WORK TO COMPLETE: Locate the string "времени" in the listing below. Copy every line where it is found.
== INPUT ==
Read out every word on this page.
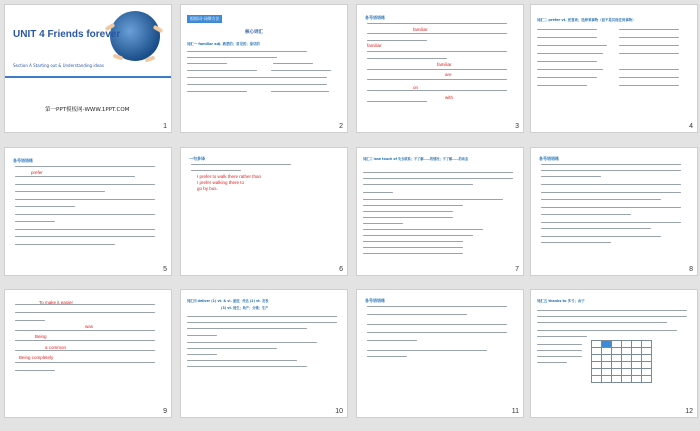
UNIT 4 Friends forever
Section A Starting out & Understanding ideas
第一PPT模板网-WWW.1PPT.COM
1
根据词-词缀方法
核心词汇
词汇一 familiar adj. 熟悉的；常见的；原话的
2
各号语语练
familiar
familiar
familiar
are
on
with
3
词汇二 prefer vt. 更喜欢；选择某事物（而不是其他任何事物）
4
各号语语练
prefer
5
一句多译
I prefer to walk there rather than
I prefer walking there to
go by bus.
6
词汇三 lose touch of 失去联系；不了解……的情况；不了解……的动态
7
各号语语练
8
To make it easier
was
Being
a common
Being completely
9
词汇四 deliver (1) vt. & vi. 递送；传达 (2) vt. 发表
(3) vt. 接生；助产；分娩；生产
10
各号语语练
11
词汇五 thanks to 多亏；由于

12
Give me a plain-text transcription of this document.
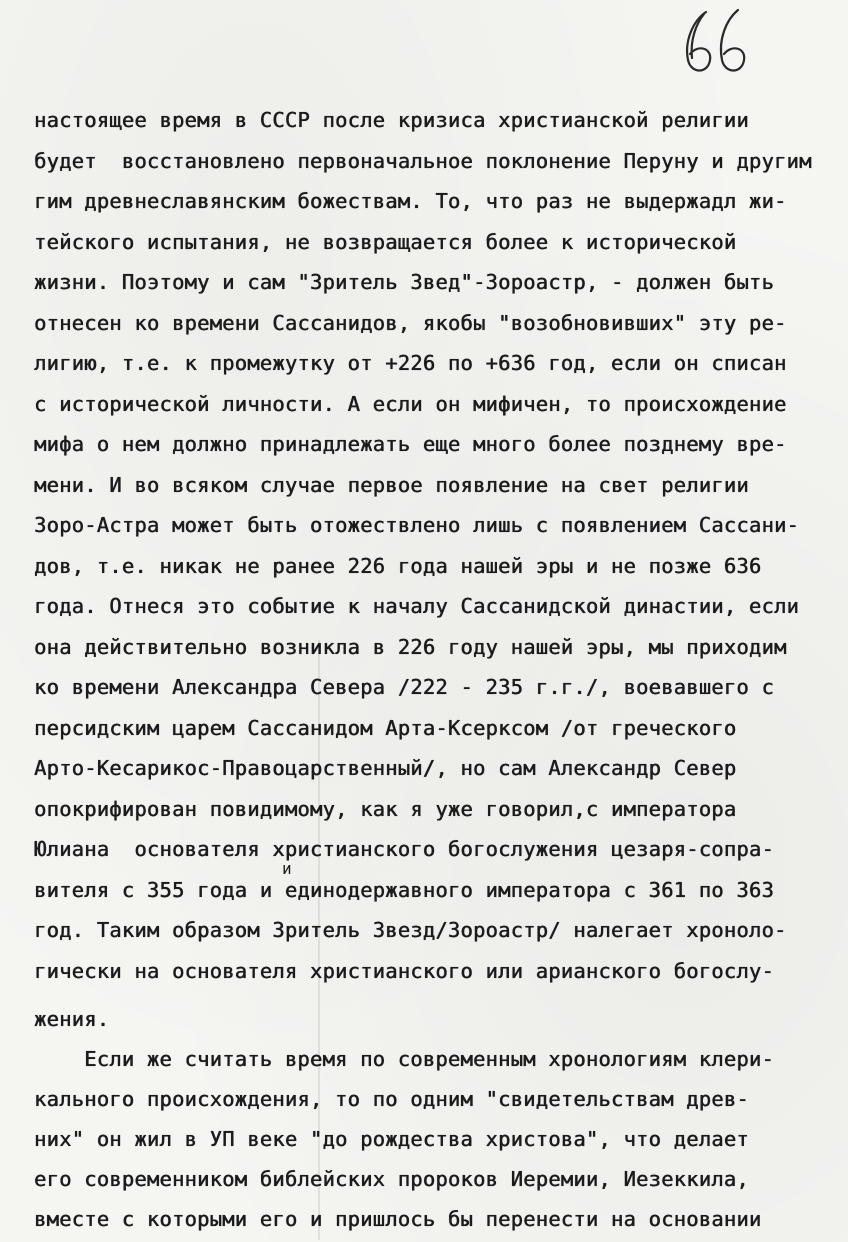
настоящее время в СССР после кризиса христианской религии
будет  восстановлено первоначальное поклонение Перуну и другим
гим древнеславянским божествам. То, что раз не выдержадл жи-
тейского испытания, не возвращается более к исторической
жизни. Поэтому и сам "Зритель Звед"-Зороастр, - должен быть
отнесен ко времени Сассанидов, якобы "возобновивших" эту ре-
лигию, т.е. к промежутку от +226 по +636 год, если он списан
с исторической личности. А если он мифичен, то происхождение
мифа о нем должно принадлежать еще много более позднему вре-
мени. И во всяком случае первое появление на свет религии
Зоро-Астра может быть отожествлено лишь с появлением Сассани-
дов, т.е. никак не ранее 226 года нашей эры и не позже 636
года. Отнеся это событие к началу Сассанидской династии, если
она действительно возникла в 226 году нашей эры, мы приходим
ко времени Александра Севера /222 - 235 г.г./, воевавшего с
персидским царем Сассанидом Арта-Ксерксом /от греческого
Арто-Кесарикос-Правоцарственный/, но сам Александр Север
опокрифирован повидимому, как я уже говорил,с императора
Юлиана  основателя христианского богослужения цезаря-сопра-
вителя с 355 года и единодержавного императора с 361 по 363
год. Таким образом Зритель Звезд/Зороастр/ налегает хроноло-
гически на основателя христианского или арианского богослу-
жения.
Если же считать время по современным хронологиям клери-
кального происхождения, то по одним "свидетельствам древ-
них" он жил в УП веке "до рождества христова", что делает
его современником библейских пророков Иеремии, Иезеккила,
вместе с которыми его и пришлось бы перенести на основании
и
===
PROBLEM SOLUTION:
отнесен ко времени Сассанидов, якобы "возобновивших" эту ре-
ко времени Александра Севера /222 - 235 г.г./, воевавшего с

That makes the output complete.